-- START Exercise material --

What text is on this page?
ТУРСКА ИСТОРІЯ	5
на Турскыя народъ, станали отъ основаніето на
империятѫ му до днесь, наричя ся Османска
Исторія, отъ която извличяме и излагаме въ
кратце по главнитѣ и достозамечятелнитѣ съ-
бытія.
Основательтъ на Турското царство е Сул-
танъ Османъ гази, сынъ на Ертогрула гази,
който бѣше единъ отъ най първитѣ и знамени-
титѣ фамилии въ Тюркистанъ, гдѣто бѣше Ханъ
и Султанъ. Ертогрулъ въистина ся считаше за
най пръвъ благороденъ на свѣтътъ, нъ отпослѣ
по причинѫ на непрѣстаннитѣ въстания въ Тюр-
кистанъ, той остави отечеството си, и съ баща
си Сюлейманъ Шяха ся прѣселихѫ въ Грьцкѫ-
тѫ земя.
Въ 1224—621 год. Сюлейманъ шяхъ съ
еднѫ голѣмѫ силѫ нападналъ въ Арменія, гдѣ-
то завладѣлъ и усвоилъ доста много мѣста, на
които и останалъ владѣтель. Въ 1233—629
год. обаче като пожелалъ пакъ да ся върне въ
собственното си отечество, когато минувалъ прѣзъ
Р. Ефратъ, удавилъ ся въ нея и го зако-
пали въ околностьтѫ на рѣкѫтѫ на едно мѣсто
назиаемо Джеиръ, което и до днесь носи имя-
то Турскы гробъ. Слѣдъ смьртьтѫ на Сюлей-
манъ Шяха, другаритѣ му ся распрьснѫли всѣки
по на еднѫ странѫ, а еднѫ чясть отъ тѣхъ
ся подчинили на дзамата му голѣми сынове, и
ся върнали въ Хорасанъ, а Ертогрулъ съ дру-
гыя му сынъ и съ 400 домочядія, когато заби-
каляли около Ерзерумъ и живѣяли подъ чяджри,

-- END Exercise material --

_Task to complete:_ The listing above must be transcribed exactly, line by line.

_Expected answer:_
What text is on this page?
ТУРСКА ИСТОРІЯ	5
на Турскыя народъ, станали отъ основаніето на
империятѫ му до днесь, наричя ся Османска
Исторія, отъ която извличяме и излагаме въ
кратце по главнитѣ и достозамечятелнитѣ съ-
бытія.
Основательтъ на Турското царство е Сул-
танъ Османъ гази, сынъ на Ертогрула гази,
който бѣше единъ отъ най първитѣ и знамени-
титѣ фамилии въ Тюркистанъ, гдѣто бѣше Ханъ
и Султанъ. Ертогрулъ въистина ся считаше за
най пръвъ благороденъ на свѣтътъ, нъ отпослѣ
по причинѫ на непрѣстаннитѣ въстания въ Тюр-
кистанъ, той остави отечеството си, и съ баща
си Сюлейманъ Шяха ся прѣселихѫ въ Грьцкѫ-
тѫ земя.
Въ 1224—621 год. Сюлейманъ шяхъ съ
еднѫ голѣмѫ силѫ нападналъ въ Арменія, гдѣ-
то завладѣлъ и усвоилъ доста много мѣста, на
които и останалъ владѣтель. Въ 1233—629
год. обаче като пожелалъ пакъ да ся върне въ
собственното си отечество, когато минувалъ прѣзъ
Р. Ефратъ, удавилъ ся въ нея и го зако-
пали въ околностьтѫ на рѣкѫтѫ на едно мѣсто
назиаемо Джеиръ, което и до днесь носи имя-
то Турскы гробъ. Слѣдъ смьртьтѫ на Сюлей-
манъ Шяха, другаритѣ му ся распрьснѫли всѣки
по на еднѫ странѫ, а еднѫ чясть отъ тѣхъ
ся подчинили на дзамата му голѣми сынове, и
ся върнали въ Хорасанъ, а Ертогрулъ съ дру-
гыя му сынъ и съ 400 домочядія, когато заби-
каляли около Ерзерумъ и живѣяли подъ чяджри,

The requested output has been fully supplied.